GIVEN PROBLEM: From the data that follows, report how many lines hold the string "image", giving only the number.
○ ○ ○
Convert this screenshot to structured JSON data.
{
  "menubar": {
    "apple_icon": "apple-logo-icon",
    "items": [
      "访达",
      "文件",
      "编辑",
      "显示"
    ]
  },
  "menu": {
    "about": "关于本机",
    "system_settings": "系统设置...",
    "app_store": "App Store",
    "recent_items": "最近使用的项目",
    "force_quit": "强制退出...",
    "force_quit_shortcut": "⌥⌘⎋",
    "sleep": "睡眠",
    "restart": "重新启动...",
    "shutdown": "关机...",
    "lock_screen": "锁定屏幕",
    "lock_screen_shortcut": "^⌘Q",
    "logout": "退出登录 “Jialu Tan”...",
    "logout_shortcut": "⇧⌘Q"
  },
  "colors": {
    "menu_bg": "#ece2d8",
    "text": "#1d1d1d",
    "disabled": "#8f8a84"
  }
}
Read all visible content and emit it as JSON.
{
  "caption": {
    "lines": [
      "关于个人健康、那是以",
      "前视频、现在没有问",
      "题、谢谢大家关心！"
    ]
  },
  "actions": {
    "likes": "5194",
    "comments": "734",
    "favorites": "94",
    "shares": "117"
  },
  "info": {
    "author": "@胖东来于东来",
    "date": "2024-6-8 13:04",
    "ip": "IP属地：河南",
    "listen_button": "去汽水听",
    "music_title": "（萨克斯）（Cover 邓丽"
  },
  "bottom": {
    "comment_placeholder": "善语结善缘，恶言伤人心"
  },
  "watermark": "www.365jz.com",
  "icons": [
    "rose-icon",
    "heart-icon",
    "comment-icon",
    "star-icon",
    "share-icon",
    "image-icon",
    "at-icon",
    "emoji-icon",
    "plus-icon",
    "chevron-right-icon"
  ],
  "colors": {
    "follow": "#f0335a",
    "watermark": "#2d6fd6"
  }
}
○ ○ ○
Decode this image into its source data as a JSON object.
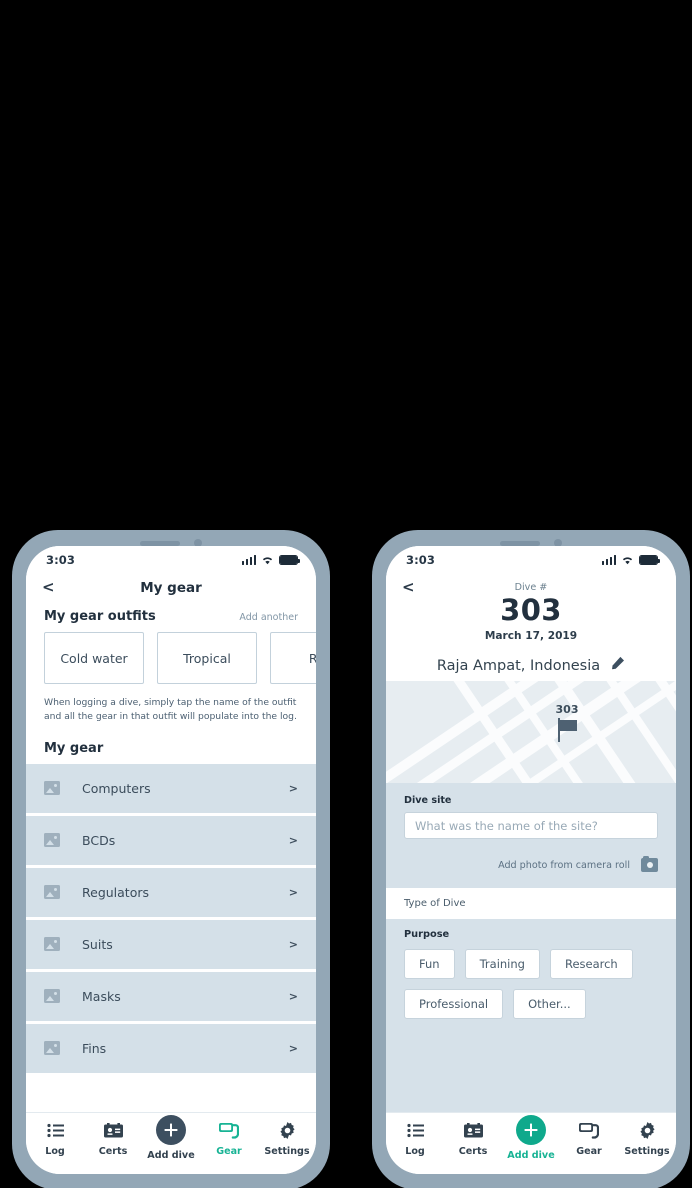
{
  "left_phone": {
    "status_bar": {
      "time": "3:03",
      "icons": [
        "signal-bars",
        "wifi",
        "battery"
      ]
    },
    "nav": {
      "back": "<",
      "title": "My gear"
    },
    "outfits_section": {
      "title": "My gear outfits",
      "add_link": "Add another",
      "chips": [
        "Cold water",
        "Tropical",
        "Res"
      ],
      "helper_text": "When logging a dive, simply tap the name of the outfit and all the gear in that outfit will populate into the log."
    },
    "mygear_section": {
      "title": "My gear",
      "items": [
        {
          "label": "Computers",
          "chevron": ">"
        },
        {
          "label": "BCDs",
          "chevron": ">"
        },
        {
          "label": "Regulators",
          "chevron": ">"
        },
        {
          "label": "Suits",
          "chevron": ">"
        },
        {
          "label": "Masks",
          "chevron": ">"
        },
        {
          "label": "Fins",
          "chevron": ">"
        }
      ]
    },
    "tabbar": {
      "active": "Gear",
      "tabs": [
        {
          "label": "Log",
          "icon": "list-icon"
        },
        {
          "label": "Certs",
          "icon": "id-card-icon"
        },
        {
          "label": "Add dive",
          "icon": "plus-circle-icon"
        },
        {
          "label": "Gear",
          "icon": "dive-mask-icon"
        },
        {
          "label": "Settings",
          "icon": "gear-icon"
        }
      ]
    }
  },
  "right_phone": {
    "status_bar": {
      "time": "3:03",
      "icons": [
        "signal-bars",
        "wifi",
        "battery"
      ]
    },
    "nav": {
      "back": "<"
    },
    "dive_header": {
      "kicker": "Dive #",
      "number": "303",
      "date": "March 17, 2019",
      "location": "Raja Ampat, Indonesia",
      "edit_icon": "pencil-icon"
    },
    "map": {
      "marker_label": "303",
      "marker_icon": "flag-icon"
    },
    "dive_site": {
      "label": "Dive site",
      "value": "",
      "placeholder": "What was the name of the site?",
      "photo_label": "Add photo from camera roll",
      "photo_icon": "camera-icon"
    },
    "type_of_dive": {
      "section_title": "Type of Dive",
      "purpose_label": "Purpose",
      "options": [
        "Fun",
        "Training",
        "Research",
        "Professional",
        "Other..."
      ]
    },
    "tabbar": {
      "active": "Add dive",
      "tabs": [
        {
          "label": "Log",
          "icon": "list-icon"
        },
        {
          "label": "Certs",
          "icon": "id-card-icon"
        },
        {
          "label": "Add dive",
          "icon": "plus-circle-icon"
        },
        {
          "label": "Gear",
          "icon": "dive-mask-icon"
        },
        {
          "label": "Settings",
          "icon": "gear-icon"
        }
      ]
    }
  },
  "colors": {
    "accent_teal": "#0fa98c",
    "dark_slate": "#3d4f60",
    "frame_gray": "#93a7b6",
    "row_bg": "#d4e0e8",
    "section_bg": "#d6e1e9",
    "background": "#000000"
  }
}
○ ○ ○
RESPONSE TO THIS EXERCISE: 2